### Supplied passage:
** BEGIN **

Updated to latest zisk release

.github/scripts/check-libziskos.sh

@@ -6,11 +6,17 @@ set -euo pipefail
 FAIL=0
 TARGET=riscv64ima-zisk-zkvm-elf
 
-cargo +zisk build -p ziskos-staticlib --release \
+# Unoptimised, no LTO, no debug info.
+# opt-level=0 keeps every crate as a separate ELF object with intact symbol
+# tables; LTO would merge everything into a single bitcode module where
+# per-object undefined references are no longer visible to nm, which would
+# break the global-allocator check below.  Debug symbols are suppressed to
+# keep the artifact small and the nm output clean.
+cargo +zisk build -p ziskos-staticlib \
   --target "$TARGET" \
-  --config 'profile.release.lto="fat"'
+  --config 'profile.dev.debug=false'
 
-LIBZISKOS=$(find target -name "libziskos_staticlib.a" -path "*$TARGET*" | head -1)
+LIBZISKOS="target/$TARGET/debug/libziskos_staticlib.a"
 if [ -z "$LIBZISKOS" ]; then
   echo "FAIL: libziskos_staticlib.a not found"
   exit 1
@@ -25,8 +31,9 @@ else
   echo "OK: no std object files bundled"

** END **

### Description of the task:
Continue the check-libziskos.sh diff above, picking up after its last line.

### Excerpted data:
** BEGIN **

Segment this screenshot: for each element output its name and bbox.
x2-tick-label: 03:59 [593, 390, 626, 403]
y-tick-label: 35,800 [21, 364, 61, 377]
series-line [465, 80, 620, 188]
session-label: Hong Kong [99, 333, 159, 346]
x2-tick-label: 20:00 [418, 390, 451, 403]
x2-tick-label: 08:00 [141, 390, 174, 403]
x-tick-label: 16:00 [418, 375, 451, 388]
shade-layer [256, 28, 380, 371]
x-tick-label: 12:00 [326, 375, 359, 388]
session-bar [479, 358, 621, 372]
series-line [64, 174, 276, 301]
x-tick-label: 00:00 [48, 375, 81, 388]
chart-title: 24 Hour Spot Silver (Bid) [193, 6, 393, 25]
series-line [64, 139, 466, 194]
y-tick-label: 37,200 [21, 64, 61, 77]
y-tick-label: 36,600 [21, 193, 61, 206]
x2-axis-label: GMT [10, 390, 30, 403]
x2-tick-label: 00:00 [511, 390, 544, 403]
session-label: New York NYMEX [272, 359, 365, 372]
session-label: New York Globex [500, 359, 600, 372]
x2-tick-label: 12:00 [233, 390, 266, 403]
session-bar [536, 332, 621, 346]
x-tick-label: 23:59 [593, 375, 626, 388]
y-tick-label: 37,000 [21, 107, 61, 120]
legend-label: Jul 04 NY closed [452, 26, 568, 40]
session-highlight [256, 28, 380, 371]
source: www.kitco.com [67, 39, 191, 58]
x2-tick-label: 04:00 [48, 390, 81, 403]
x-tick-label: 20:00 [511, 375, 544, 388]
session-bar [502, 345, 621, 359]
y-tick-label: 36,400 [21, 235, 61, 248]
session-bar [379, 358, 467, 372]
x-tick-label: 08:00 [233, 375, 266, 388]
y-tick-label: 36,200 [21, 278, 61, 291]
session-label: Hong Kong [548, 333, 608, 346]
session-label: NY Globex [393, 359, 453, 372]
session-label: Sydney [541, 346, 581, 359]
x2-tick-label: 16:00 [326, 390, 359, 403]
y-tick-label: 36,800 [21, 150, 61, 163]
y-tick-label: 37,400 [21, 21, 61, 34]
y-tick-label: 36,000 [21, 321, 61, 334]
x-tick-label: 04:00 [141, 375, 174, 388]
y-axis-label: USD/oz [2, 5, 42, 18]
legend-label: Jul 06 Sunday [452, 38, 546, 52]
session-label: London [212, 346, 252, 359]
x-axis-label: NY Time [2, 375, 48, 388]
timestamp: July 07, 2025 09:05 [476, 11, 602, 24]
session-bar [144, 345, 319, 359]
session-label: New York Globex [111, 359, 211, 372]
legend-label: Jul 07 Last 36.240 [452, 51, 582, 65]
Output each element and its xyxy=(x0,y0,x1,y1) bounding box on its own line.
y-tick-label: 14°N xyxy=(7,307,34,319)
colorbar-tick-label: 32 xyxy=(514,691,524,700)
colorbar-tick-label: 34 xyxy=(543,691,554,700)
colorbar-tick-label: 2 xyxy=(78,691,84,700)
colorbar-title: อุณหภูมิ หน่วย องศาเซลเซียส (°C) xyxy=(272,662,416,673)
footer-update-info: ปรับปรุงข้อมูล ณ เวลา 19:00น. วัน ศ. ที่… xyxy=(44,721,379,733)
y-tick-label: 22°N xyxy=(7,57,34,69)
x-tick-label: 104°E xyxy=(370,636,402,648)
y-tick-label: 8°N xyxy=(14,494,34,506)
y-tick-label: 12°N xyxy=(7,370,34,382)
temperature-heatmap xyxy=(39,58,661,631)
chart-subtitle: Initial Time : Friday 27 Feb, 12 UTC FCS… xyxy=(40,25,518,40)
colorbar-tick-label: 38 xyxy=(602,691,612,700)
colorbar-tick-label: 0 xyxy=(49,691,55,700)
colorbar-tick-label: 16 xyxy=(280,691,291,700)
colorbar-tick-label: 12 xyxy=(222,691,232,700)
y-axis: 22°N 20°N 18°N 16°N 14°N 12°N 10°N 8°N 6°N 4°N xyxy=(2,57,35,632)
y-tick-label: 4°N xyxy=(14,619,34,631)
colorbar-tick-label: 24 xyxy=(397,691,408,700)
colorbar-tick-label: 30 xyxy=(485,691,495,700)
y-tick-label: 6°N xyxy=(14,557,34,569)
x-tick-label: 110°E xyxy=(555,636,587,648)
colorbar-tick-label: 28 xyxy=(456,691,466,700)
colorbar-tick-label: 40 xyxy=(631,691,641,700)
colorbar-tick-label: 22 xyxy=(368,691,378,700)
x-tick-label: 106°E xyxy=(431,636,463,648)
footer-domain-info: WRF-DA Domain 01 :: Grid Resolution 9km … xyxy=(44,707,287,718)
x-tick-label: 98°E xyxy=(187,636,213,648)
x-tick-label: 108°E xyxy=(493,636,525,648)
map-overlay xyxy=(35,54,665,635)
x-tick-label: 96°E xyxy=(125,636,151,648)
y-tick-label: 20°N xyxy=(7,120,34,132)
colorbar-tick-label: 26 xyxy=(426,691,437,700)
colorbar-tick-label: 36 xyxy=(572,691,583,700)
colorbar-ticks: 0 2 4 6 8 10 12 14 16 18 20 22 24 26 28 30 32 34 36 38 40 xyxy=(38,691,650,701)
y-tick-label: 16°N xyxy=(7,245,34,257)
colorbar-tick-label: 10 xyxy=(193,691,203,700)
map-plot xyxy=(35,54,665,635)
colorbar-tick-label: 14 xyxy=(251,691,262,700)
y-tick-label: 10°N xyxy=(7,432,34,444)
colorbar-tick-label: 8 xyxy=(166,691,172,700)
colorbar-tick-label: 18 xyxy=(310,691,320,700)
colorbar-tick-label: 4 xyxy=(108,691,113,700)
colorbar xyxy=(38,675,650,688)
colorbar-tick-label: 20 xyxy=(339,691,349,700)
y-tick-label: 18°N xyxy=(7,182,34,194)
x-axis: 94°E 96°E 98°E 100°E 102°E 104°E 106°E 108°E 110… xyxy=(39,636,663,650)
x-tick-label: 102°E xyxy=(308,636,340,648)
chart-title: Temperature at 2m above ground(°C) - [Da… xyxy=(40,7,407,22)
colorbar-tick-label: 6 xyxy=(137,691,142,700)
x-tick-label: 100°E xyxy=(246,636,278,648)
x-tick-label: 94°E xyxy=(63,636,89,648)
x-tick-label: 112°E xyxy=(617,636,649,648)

** END **

### Task response:
 fi
 
-# Use llvm-nm from the zisk toolchain sysroot to avoid LLVM version mismatches
-# when reading bitcode objects produced by lto="fat".
+# Use llvm-nm from the zisk toolchain sysroot for consistent symbol output.
+# Standard nm also works for regular ELF objects (no fat LTO bitcode here),
+# but llvm-nm is already available and produces identical results.
 rustup component add llvm-tools --toolchain zisk 2>/dev/null || true
 LLVM_NM=$(rustup run zisk sh -c 'find "$(rustc --print sysroot)" -name "llvm-nm" -type f | head -1')
 if [[ -z "$LLVM_NM" ]]; then
@@ -75,8 +82,61 @@ for SYM in "${REQUIRED_SYMBOLS[@]}"; do
   fi
 done
 
+# ── No global-allocator usage in accelerator code ─────────────────────────────
+# Accelerator functions must allocate exclusively through the scratch arena
+# (BumpScratch), never through the global allocator.
+#
+# The check looks for "U __rustc::__rust_alloc" — an undefined reference to the
+# global allocator entry point — in object files that belong to the ziskos crates.
+#
+# Why this catches all global-allocator use:
+#   The alloc-crate functions that lead to __rust_alloc (Global::allocate,
+#   alloc::alloc::alloc, exchange_malloc for Box, …) are all marked #[inline].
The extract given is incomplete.